#### Short problem
Give the data below again exactly as it stands. Omit the pictures.

::::::

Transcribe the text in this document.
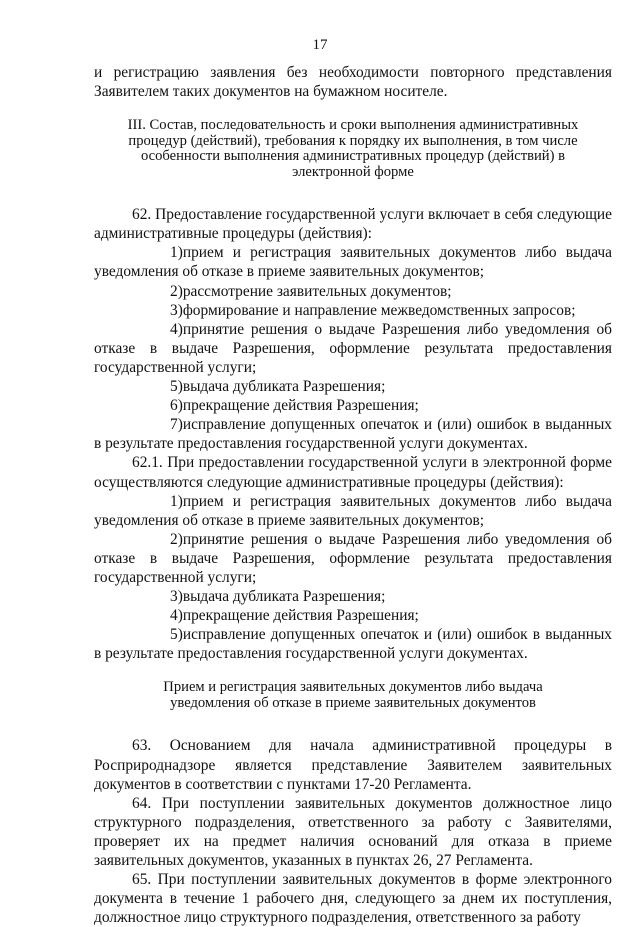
17

и регистрацию заявления без необходимости повторного представления Заявителем таких документов на бумажном носителе.

III. Состав, последовательность и сроки выполнения административных процедур (действий), требования к порядку их выполнения, в том числе особенности выполнения административных процедур (действий) в электронной форме

62. Предоставление государственной услуги включает в себя следующие административные процедуры (действия):

1)прием и регистрация заявительных документов либо выдача уведомления об отказе в приеме заявительных документов;

2)рассмотрение заявительных документов;

3)формирование и направление межведомственных запросов;

4)принятие решения о выдаче Разрешения либо уведомления об отказе в выдаче Разрешения, оформление результата предоставления государственной услуги;

5)выдача дубликата Разрешения;

6)прекращение действия Разрешения;

7)исправление допущенных опечаток и (или) ошибок в выданных в результате предоставления государственной услуги документах.

62.1. При предоставлении государственной услуги в электронной форме осуществляются следующие административные процедуры (действия):

1)прием и регистрация заявительных документов либо выдача уведомления об отказе в приеме заявительных документов;

2)принятие решения о выдаче Разрешения либо уведомления об отказе в выдаче Разрешения, оформление результата предоставления государственной услуги;

3)выдача дубликата Разрешения;

4)прекращение действия Разрешения;

5)исправление допущенных опечаток и (или) ошибок в выданных в результате предоставления государственной услуги документах.

Прием и регистрация заявительных документов либо выдача уведомления об отказе в приеме заявительных документов

63. Основанием для начала административной процедуры в Росприроднадзоре является представление Заявителем заявительных документов в соответствии с пунктами 17-20 Регламента.

64. При поступлении заявительных документов должностное лицо структурного подразделения, ответственного за работу с Заявителями, проверяет их на предмет наличия оснований для отказа в приеме заявительных документов, указанных в пунктах 26, 27 Регламента.

65. При поступлении заявительных документов в форме электронного документа в течение 1 рабочего дня, следующего за днем их поступления, должностное лицо структурного подразделения, ответственного за работу
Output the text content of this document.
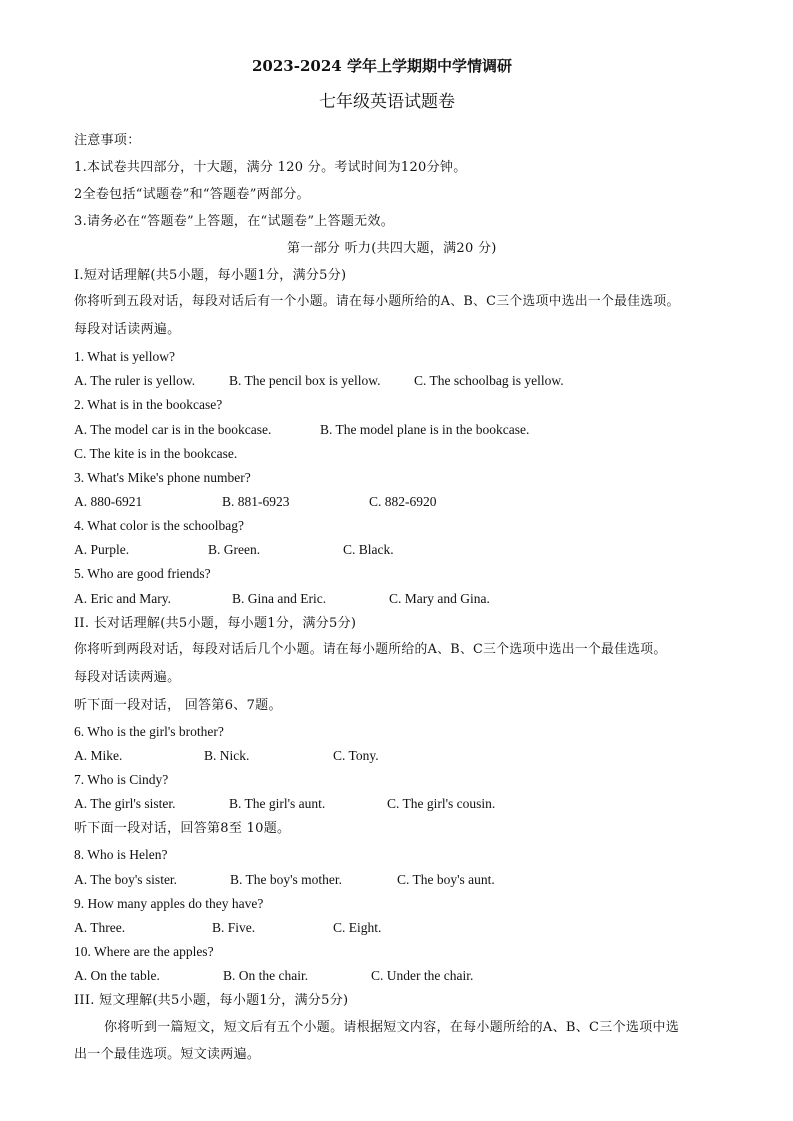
2023-2024 学年上学期期中学情调研
七年级英语试题卷
注意事项：
1.本试卷共四部分，十大题，满分 120 分。考试时间为120分钟。
2全卷包括“试题卷”和“答题卷”两部分。
3.请务必在“答题卷”上答题，在“试题卷”上答题无效。
第一部分 听力(共四大题，满20 分)
I.短对话理解(共5小题，每小题1分，满分5分)
你将听到五段对话，每段对话后有一个小题。请在每小题所给的A、B、C三个选项中选出一个最佳选项。
每段对话读两遍。
1. What is yellow?
A. The ruler is yellow.	B. The pencil box is yellow. C. The schoolbag is yellow.
2. What is in the bookcase?
A. The model car is in the bookcase.	B. The model plane is in the bookcase.
C. The kite is in the bookcase.
3. What's Mike's phone number?
A. 880-6921	B. 881-6923	C. 882-6920
4. What color is the schoolbag?
A. Purple.	B. Green.	C. Black.
5. Who are good friends?
A. Eric and Mary.	B. Gina and Eric.	C. Mary and Gina.
II. 长对话理解(共5小题，每小题1分，满分5分)
你将听到两段对话，每段对话后几个小题。请在每小题所给的A、B、C三个选项中选出一个最佳选项。
每段对话读两遍。
听下面一段对话， 回答第6、7题。
6. Who is the girl's brother?
A. Mike.	B. Nick.	C. Tony.
7. Who is Cindy?
A. The girl's sister.	B. The girl's aunt.	C. The girl's cousin.
听下面一段对话，回答第8至 10题。
8. Who is Helen?
A. The boy's sister.	B. The boy's mother.	C. The boy's aunt.
9. How many apples do they have?
A. Three.	B. Five.	C. Eight.
10. Where are the apples?
A. On the table.	B. On the chair.	C. Under the chair.
III. 短文理解(共5小题，每小题1分，满分5分)
你将听到一篇短文，短文后有五个小题。请根据短文内容，在每小题所给的A、B、C三个选项中选
出一个最佳选项。短文读两遍。
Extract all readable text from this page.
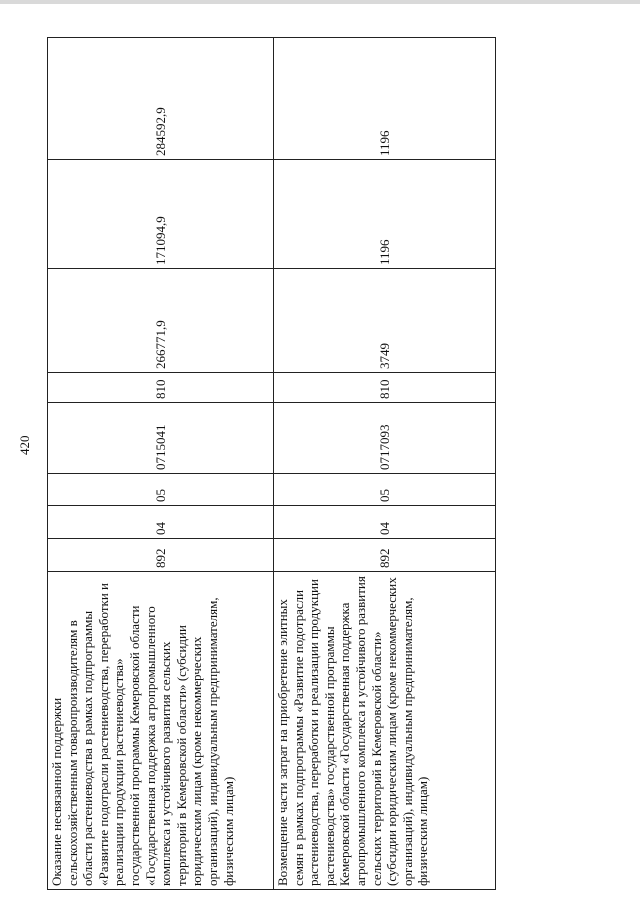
420
Оказание несвязанной поддержки сельскохозяйственным товаропроизводителям в области растениеводства в рамках подпрограммы «Развитие подотрасли растениеводства, переработки и реализации продукции растениеводства» государственной программы Кемеровской области «Государственная поддержка агропромышленного комплекса и устойчивого развития сельских территорий в Кемеровской области» (субсидии юридическим лицам (кроме некоммерческих организаций), индивидуальным предпринимателям, физическим лицам)	892	04	05	0715041	810	266771,9	171094,9	284592,9
Возмещение части затрат на приобретение элитных семян в рамках подпрограммы «Развитие подотрасли растениеводства, переработки и реализации продукции растениеводства» государственной программы Кемеровской области «Государственная поддержка агропромышленного комплекса и устойчивого развития сельских территорий в Кемеровской области» (субсидии юридическим лицам (кроме некоммерческих организаций), индивидуальным предпринимателям, физическим лицам)	892	04	05	0717093	810	3749	1196	1196
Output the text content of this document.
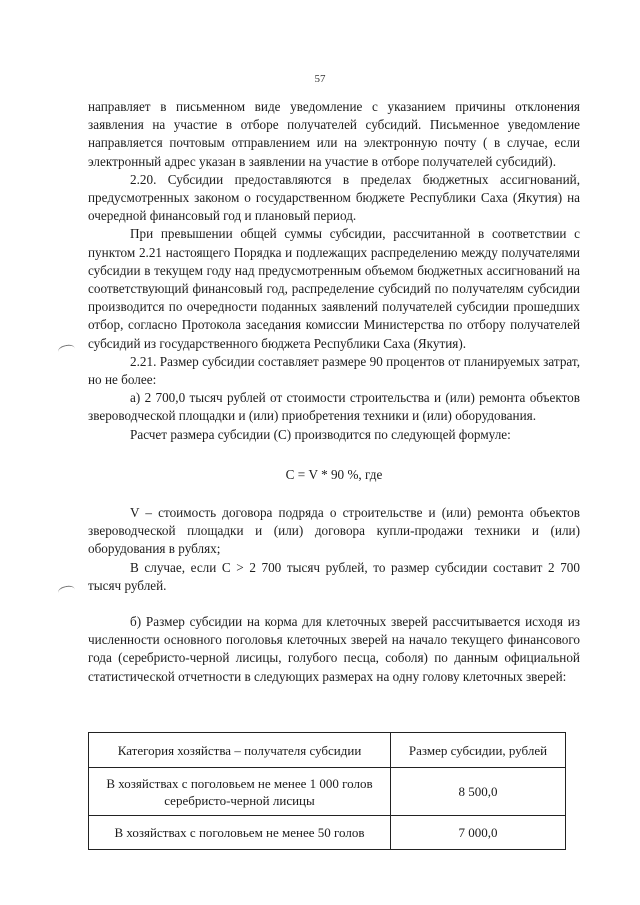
57

направляет в письменном виде уведомление с указанием причины отклонения заявления на участие в отборе получателей субсидий. Письменное уведомление направляется почтовым отправлением или на электронную почту ( в случае, если электронный адрес указан в заявлении на участие в отборе получателей субсидий).

2.20. Субсидии предоставляются в пределах бюджетных ассигнований, предусмотренных законом о государственном бюджете Республики Саха (Якутия) на очередной финансовый год и плановый период.

При превышении общей суммы субсидии, рассчитанной в соответствии с пунктом 2.21 настоящего Порядка и подлежащих распределению между получателями субсидии в текущем году над предусмотренным объемом бюджетных ассигнований на соответствующий финансовый год, распределение субсидий по получателям субсидии производится по очередности поданных заявлений получателей субсидии прошедших отбор, согласно Протокола заседания комиссии Министерства по отбору получателей субсидий из государственного бюджета Республики Саха (Якутия).

2.21. Размер субсидии составляет размере 90 процентов от планируемых затрат, но не более:

а) 2 700,0 тысяч рублей от стоимости строительства и (или) ремонта объектов звероводческой площадки и (или) приобретения техники и (или) оборудования.

Расчет размера субсидии (С) производится по следующей формуле:

С = V * 90 %, где

V – стоимость договора подряда о строительстве и (или) ремонта объектов звероводческой площадки и (или) договора купли-продажи техники и (или) оборудования в рублях;

В случае, если С > 2 700 тысяч рублей, то размер субсидии составит 2 700 тысяч рублей.

б) Размер субсидии на корма для клеточных зверей рассчитывается исходя из численности основного поголовья клеточных зверей на начало текущего финансового года (серебристо-черной лисицы, голубого песца, соболя) по данным официальной статистической отчетности в следующих размерах на одну голову клеточных зверей:

Категория хозяйства – получателя субсидии	Размер субсидии, рублей
В хозяйствах с поголовьем не менее 1 000 голов серебристо-черной лисицы	8 500,0
В хозяйствах с поголовьем не менее 50 голов	7 000,0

::::::

#### Task result
Transcribe the text in this document.
17

и регистрацию заявления без необходимости повторного представления Заявителем таких документов на бумажном носителе.

III. Состав, последовательность и сроки выполнения административных процедур (действий), требования к порядку их выполнения, в том числе особенности выполнения административных процедур (действий) в электронной форме

62. Предоставление государственной услуги включает в себя следующие административные процедуры (действия):

1)прием и регистрация заявительных документов либо выдача уведомления об отказе в приеме заявительных документов;

2)рассмотрение заявительных документов;

3)формирование и направление межведомственных запросов;

4)принятие решения о выдаче Разрешения либо уведомления об отказе в выдаче Разрешения, оформление результата предоставления государственной услуги;

5)выдача дубликата Разрешения;

6)прекращение действия Разрешения;

7)исправление допущенных опечаток и (или) ошибок в выданных в результате предоставления государственной услуги документах.

62.1. При предоставлении государственной услуги в электронной форме осуществляются следующие административные процедуры (действия):

1)прием и регистрация заявительных документов либо выдача уведомления об отказе в приеме заявительных документов;

2)принятие решения о выдаче Разрешения либо уведомления об отказе в выдаче Разрешения, оформление результата предоставления государственной услуги;

3)выдача дубликата Разрешения;

4)прекращение действия Разрешения;

5)исправление допущенных опечаток и (или) ошибок в выданных в результате предоставления государственной услуги документах.

Прием и регистрация заявительных документов либо выдача уведомления об отказе в приеме заявительных документов

63. Основанием для начала административной процедуры в Росприроднадзоре является представление Заявителем заявительных документов в соответствии с пунктами 17-20 Регламента.

64. При поступлении заявительных документов должностное лицо структурного подразделения, ответственного за работу с Заявителями, проверяет их на предмет наличия оснований для отказа в приеме заявительных документов, указанных в пунктах 26, 27 Регламента.

65. При поступлении заявительных документов в форме электронного документа в течение 1 рабочего дня, следующего за днем их поступления, должностное лицо структурного подразделения, ответственного за работу
Output the text content of this document.
2023-2024 学年上学期期中学情调研
七年级英语试题卷
注意事项：
1.本试卷共四部分，十大题，满分 120 分。考试时间为120分钟。
2全卷包括“试题卷”和“答题卷”两部分。
3.请务必在“答题卷”上答题，在“试题卷”上答题无效。
第一部分 听力(共四大题，满20 分)
I.短对话理解(共5小题，每小题1分，满分5分)
你将听到五段对话，每段对话后有一个小题。请在每小题所给的A、B、C三个选项中选出一个最佳选项。
每段对话读两遍。
1. What is yellow?
A. The ruler is yellow.	B. The pencil box is yellow. C. The schoolbag is yellow.
2. What is in the bookcase?
A. The model car is in the bookcase.	B. The model plane is in the bookcase.
C. The kite is in the bookcase.
3. What's Mike's phone number?
A. 880-6921	B. 881-6923	C. 882-6920
4. What color is the schoolbag?
A. Purple.	B. Green.	C. Black.
5. Who are good friends?
A. Eric and Mary.	B. Gina and Eric.	C. Mary and Gina.
II. 长对话理解(共5小题，每小题1分，满分5分)
你将听到两段对话，每段对话后几个小题。请在每小题所给的A、B、C三个选项中选出一个最佳选项。
每段对话读两遍。
听下面一段对话， 回答第6、7题。
6. Who is the girl's brother?
A. Mike.	B. Nick.	C. Tony.
7. Who is Cindy?
A. The girl's sister.	B. The girl's aunt.	C. The girl's cousin.
听下面一段对话，回答第8至 10题。
8. Who is Helen?
A. The boy's sister.	B. The boy's mother.	C. The boy's aunt.
9. How many apples do they have?
A. Three.	B. Five.	C. Eight.
10. Where are the apples?
A. On the table.	B. On the chair.	C. Under the chair.
III. 短文理解(共5小题，每小题1分，满分5分)
你将听到一篇短文，短文后有五个小题。请根据短文内容，在每小题所给的A、B、C三个选项中选
出一个最佳选项。短文读两遍。
Extract all readable text from this page.
420
Оказание несвязанной поддержки сельскохозяйственным товаропроизводителям в области растениеводства в рамках подпрограммы «Развитие подотрасли растениеводства, переработки и реализации продукции растениеводства» государственной программы Кемеровской области «Государственная поддержка агропромышленного комплекса и устойчивого развития сельских территорий в Кемеровской области» (субсидии юридическим лицам (кроме некоммерческих организаций), индивидуальным предпринимателям, физическим лицам)	892	04	05	0715041	810	266771,9	171094,9	284592,9
Возмещение части затрат на приобретение элитных семян в рамках подпрограммы «Развитие подотрасли растениеводства, переработки и реализации продукции растениеводства» государственной программы Кемеровской области «Государственная поддержка агропромышленного комплекса и устойчивого развития сельских территорий в Кемеровской области» (субсидии юридическим лицам (кроме некоммерческих организаций), индивидуальным предпринимателям, физическим лицам)	892	04	05	0717093	810	3749	1196	1196
Output the text content of this document.
57

направляет в письменном виде уведомление с указанием причины отклонения заявления на участие в отборе получателей субсидий. Письменное уведомление направляется почтовым отправлением или на электронную почту ( в случае, если электронный адрес указан в заявлении на участие в отборе получателей субсидий).

2.20. Субсидии предоставляются в пределах бюджетных ассигнований, предусмотренных законом о государственном бюджете Республики Саха (Якутия) на очередной финансовый год и плановый период.

При превышении общей суммы субсидии, рассчитанной в соответствии с пунктом 2.21 настоящего Порядка и подлежащих распределению между получателями субсидии в текущем году над предусмотренным объемом бюджетных ассигнований на соответствующий финансовый год, распределение субсидий по получателям субсидии производится по очередности поданных заявлений получателей субсидии прошедших отбор, согласно Протокола заседания комиссии Министерства по отбору получателей субсидий из государственного бюджета Республики Саха (Якутия).

2.21. Размер субсидии составляет размере 90 процентов от планируемых затрат, но не более:

а) 2 700,0 тысяч рублей от стоимости строительства и (или) ремонта объектов звероводческой площадки и (или) приобретения техники и (или) оборудования.

Расчет размера субсидии (С) производится по следующей формуле:

С = V * 90 %, где

V – стоимость договора подряда о строительстве и (или) ремонта объектов звероводческой площадки и (или) договора купли-продажи техники и (или) оборудования в рублях;

В случае, если С > 2 700 тысяч рублей, то размер субсидии составит 2 700 тысяч рублей.

б) Размер субсидии на корма для клеточных зверей рассчитывается исходя из численности основного поголовья клеточных зверей на начало текущего финансового года (серебристо-черной лисицы, голубого песца, соболя) по данным официальной статистической отчетности в следующих размерах на одну голову клеточных зверей:

Категория хозяйства – получателя субсидии	Размер субсидии, рублей
В хозяйствах с поголовьем не менее 1 000 голов серебристо-черной лисицы	8 500,0
В хозяйствах с поголовьем не менее 50 голов	7 000,0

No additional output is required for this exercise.